TASK
Reproduce every line of the data below word for word, leaving out the pictures.

DATASET RECORDS
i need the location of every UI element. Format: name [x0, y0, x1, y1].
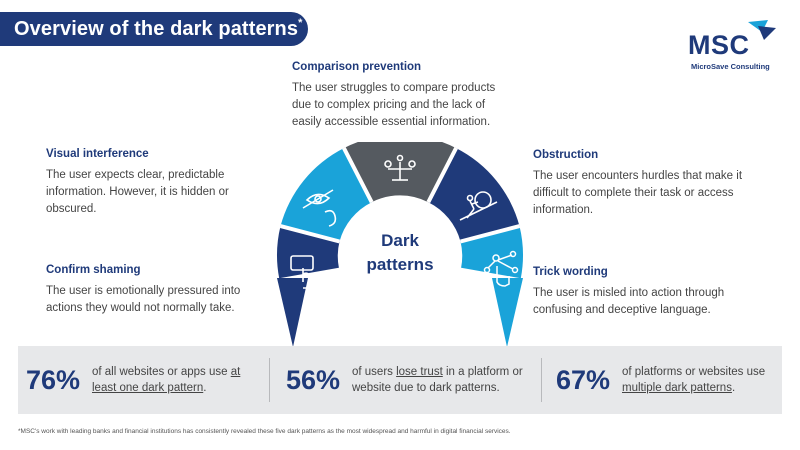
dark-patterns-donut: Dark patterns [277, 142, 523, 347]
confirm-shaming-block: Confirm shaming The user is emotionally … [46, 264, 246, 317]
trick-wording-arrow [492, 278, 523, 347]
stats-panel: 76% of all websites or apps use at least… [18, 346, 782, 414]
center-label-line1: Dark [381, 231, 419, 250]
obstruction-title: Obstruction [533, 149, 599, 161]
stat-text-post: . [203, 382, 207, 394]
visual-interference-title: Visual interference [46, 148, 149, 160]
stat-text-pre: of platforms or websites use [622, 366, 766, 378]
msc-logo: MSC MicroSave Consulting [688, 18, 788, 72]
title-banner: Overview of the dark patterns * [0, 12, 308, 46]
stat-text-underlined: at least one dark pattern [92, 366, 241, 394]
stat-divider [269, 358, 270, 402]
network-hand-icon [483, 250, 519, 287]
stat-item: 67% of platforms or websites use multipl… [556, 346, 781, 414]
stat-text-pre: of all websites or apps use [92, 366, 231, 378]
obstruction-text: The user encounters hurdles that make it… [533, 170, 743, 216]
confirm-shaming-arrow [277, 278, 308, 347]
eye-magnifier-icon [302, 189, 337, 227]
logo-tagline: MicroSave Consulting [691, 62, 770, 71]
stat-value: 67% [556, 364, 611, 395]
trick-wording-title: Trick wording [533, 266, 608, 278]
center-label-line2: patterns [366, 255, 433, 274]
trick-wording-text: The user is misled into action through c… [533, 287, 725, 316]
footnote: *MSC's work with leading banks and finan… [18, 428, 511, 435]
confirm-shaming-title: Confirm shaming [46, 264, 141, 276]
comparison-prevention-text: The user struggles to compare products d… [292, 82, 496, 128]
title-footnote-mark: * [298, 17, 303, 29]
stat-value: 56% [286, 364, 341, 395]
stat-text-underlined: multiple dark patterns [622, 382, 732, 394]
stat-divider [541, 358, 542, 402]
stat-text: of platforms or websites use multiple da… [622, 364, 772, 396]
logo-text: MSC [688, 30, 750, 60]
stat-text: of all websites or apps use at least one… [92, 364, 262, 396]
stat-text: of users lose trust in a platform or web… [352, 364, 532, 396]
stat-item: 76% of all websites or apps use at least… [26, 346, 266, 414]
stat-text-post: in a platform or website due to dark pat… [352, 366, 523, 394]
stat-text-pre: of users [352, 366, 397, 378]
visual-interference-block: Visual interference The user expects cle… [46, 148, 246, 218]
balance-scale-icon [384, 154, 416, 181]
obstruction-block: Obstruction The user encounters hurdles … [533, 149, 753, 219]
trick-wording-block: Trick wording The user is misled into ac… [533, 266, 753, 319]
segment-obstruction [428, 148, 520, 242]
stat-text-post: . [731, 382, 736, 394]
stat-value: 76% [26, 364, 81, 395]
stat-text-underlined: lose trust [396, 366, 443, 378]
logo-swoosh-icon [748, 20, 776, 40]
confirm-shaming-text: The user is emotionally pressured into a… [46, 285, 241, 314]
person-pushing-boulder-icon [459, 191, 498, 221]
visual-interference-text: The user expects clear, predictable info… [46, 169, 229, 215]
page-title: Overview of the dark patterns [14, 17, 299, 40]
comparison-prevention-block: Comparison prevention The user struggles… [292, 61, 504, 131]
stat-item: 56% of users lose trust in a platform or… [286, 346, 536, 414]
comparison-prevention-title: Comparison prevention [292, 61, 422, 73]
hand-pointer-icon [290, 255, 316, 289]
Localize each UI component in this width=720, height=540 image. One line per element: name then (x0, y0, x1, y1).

COMPLETED EXERCISE
i need the location of every UI element. Format: name [x0, y0, x1, y1].
dark-patterns-donut: Dark patterns [277, 142, 523, 347]
confirm-shaming-block: Confirm shaming The user is emotionally … [46, 264, 246, 317]
trick-wording-arrow [492, 278, 523, 347]
stats-panel: 76% of all websites or apps use at least… [18, 346, 782, 414]
center-label-line1: Dark [381, 231, 419, 250]
obstruction-title: Obstruction [533, 149, 599, 161]
stat-text-post: . [203, 382, 207, 394]
visual-interference-title: Visual interference [46, 148, 149, 160]
stat-text-pre: of platforms or websites use [622, 366, 766, 378]
msc-logo: MSC MicroSave Consulting [688, 18, 788, 72]
title-banner: Overview of the dark patterns * [0, 12, 308, 46]
stat-text-underlined: at least one dark pattern [92, 366, 241, 394]
stat-divider [269, 358, 270, 402]
network-hand-icon [483, 250, 519, 287]
stat-item: 67% of platforms or websites use multipl… [556, 346, 781, 414]
stat-text-pre: of all websites or apps use [92, 366, 231, 378]
obstruction-text: The user encounters hurdles that make it… [533, 170, 743, 216]
confirm-shaming-arrow [277, 278, 308, 347]
eye-magnifier-icon [302, 189, 337, 227]
logo-tagline: MicroSave Consulting [691, 62, 770, 71]
stat-value: 67% [556, 364, 611, 395]
trick-wording-title: Trick wording [533, 266, 608, 278]
center-label-line2: patterns [366, 255, 433, 274]
trick-wording-text: The user is misled into action through c… [533, 287, 725, 316]
footnote: *MSC's work with leading banks and finan… [18, 428, 511, 435]
confirm-shaming-title: Confirm shaming [46, 264, 141, 276]
comparison-prevention-text: The user struggles to compare products d… [292, 82, 496, 128]
title-footnote-mark: * [298, 17, 303, 29]
stat-value: 56% [286, 364, 341, 395]
stat-text-underlined: multiple dark patterns [622, 382, 732, 394]
stat-divider [541, 358, 542, 402]
stat-text: of platforms or websites use multiple da… [622, 364, 772, 396]
logo-text: MSC [688, 30, 750, 60]
stat-text: of all websites or apps use at least one… [92, 364, 262, 396]
stat-text: of users lose trust in a platform or web… [352, 364, 532, 396]
stat-item: 76% of all websites or apps use at least… [26, 346, 266, 414]
stat-text-post: in a platform or website due to dark pat… [352, 366, 523, 394]
stat-text-pre: of users [352, 366, 397, 378]
visual-interference-block: Visual interference The user expects cle… [46, 148, 246, 218]
balance-scale-icon [384, 154, 416, 181]
obstruction-block: Obstruction The user encounters hurdles … [533, 149, 753, 219]
trick-wording-block: Trick wording The user is misled into ac… [533, 266, 753, 319]
segment-obstruction [428, 148, 520, 242]
stat-text-post: . [731, 382, 736, 394]
stat-value: 76% [26, 364, 81, 395]
stat-text-underlined: lose trust [396, 366, 443, 378]
logo-swoosh-icon [748, 20, 776, 40]
confirm-shaming-text: The user is emotionally pressured into a… [46, 285, 241, 314]
person-pushing-boulder-icon [459, 191, 498, 221]
visual-interference-text: The user expects clear, predictable info… [46, 169, 229, 215]
page-title: Overview of the dark patterns [14, 17, 299, 40]
comparison-prevention-block: Comparison prevention The user struggles… [292, 61, 504, 131]
stat-item: 56% of users lose trust in a platform or… [286, 346, 536, 414]
comparison-prevention-title: Comparison prevention [292, 61, 422, 73]
hand-pointer-icon [290, 255, 316, 289]
Localize each UI component in this width=720, height=540 image. One line per element: name then (x0, y0, x1, y1).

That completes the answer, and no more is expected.